**Working data**
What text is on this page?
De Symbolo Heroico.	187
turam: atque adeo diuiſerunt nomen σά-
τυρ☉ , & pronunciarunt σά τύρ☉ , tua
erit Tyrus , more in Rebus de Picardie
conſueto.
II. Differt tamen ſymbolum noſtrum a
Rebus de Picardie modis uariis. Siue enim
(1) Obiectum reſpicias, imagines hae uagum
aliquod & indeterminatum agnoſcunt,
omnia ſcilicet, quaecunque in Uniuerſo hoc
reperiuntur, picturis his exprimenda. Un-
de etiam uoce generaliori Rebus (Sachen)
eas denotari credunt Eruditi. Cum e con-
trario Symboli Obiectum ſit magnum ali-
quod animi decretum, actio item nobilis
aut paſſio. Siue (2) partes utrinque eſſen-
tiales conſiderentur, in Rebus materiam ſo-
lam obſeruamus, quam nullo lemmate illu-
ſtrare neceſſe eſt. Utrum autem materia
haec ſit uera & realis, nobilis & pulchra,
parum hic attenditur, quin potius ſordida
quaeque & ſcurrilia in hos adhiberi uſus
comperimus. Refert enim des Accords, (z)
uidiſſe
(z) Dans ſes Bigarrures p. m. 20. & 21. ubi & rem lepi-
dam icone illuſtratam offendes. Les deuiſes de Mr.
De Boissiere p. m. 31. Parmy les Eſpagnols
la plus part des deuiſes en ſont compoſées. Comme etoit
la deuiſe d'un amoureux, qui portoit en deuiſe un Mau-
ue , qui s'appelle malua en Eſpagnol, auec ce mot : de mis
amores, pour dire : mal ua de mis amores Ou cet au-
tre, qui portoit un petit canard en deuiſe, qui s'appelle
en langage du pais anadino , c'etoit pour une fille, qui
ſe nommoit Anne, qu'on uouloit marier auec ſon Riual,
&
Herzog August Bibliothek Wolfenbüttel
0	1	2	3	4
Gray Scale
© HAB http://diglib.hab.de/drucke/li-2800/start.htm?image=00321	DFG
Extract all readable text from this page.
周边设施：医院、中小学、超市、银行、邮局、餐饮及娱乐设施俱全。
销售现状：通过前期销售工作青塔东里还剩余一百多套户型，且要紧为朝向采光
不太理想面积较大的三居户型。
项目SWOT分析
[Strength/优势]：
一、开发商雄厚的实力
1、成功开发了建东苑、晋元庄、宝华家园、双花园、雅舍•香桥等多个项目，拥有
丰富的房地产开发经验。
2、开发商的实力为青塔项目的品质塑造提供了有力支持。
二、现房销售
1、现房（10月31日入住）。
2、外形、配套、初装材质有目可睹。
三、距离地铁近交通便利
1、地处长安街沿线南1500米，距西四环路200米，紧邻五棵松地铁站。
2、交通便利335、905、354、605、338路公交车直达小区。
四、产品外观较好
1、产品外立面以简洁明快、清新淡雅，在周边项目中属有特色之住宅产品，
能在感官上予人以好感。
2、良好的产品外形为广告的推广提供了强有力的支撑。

**Direction**
Extract all of the data above and output it character for character.

**Task answer**
What text is on this page?
De Symbolo Heroico.	187
turam: atque adeo diuiſerunt nomen σά-
τυρ☉ , & pronunciarunt σά τύρ☉ , tua
erit Tyrus , more in Rebus de Picardie
conſueto.
II. Differt tamen ſymbolum noſtrum a
Rebus de Picardie modis uariis. Siue enim
(1) Obiectum reſpicias, imagines hae uagum
aliquod & indeterminatum agnoſcunt,
omnia ſcilicet, quaecunque in Uniuerſo hoc
reperiuntur, picturis his exprimenda. Un-
de etiam uoce generaliori Rebus (Sachen)
eas denotari credunt Eruditi. Cum e con-
trario Symboli Obiectum ſit magnum ali-
quod animi decretum, actio item nobilis
aut paſſio. Siue (2) partes utrinque eſſen-
tiales conſiderentur, in Rebus materiam ſo-
lam obſeruamus, quam nullo lemmate illu-
ſtrare neceſſe eſt. Utrum autem materia
haec ſit uera & realis, nobilis & pulchra,
parum hic attenditur, quin potius ſordida
quaeque & ſcurrilia in hos adhiberi uſus
comperimus. Refert enim des Accords, (z)
uidiſſe
(z) Dans ſes Bigarrures p. m. 20. & 21. ubi & rem lepi-
dam icone illuſtratam offendes. Les deuiſes de Mr.
De Boissiere p. m. 31. Parmy les Eſpagnols
la plus part des deuiſes en ſont compoſées. Comme etoit
la deuiſe d'un amoureux, qui portoit en deuiſe un Mau-
ue , qui s'appelle malua en Eſpagnol, auec ce mot : de mis
amores, pour dire : mal ua de mis amores Ou cet au-
tre, qui portoit un petit canard en deuiſe, qui s'appelle
en langage du pais anadino , c'etoit pour une fille, qui
ſe nommoit Anne, qu'on uouloit marier auec ſon Riual,
&
Herzog August Bibliothek Wolfenbüttel
0	1	2	3	4
Gray Scale
© HAB http://diglib.hab.de/drucke/li-2800/start.htm?image=00321	DFG
Extract all readable text from this page.
周边设施：医院、中小学、超市、银行、邮局、餐饮及娱乐设施俱全。
销售现状：通过前期销售工作青塔东里还剩余一百多套户型，且要紧为朝向采光
不太理想面积较大的三居户型。
项目SWOT分析
[Strength/优势]：
一、开发商雄厚的实力
1、成功开发了建东苑、晋元庄、宝华家园、双花园、雅舍•香桥等多个项目，拥有
丰富的房地产开发经验。
2、开发商的实力为青塔项目的品质塑造提供了有力支持。
二、现房销售
1、现房（10月31日入住）。
2、外形、配套、初装材质有目可睹。
三、距离地铁近交通便利
1、地处长安街沿线南1500米，距西四环路200米，紧邻五棵松地铁站。
2、交通便利335、905、354、605、338路公交车直达小区。
四、产品外观较好
1、产品外立面以简洁明快、清新淡雅，在周边项目中属有特色之住宅产品，
能在感官上予人以好感。
2、良好的产品外形为广告的推广提供了强有力的支撑。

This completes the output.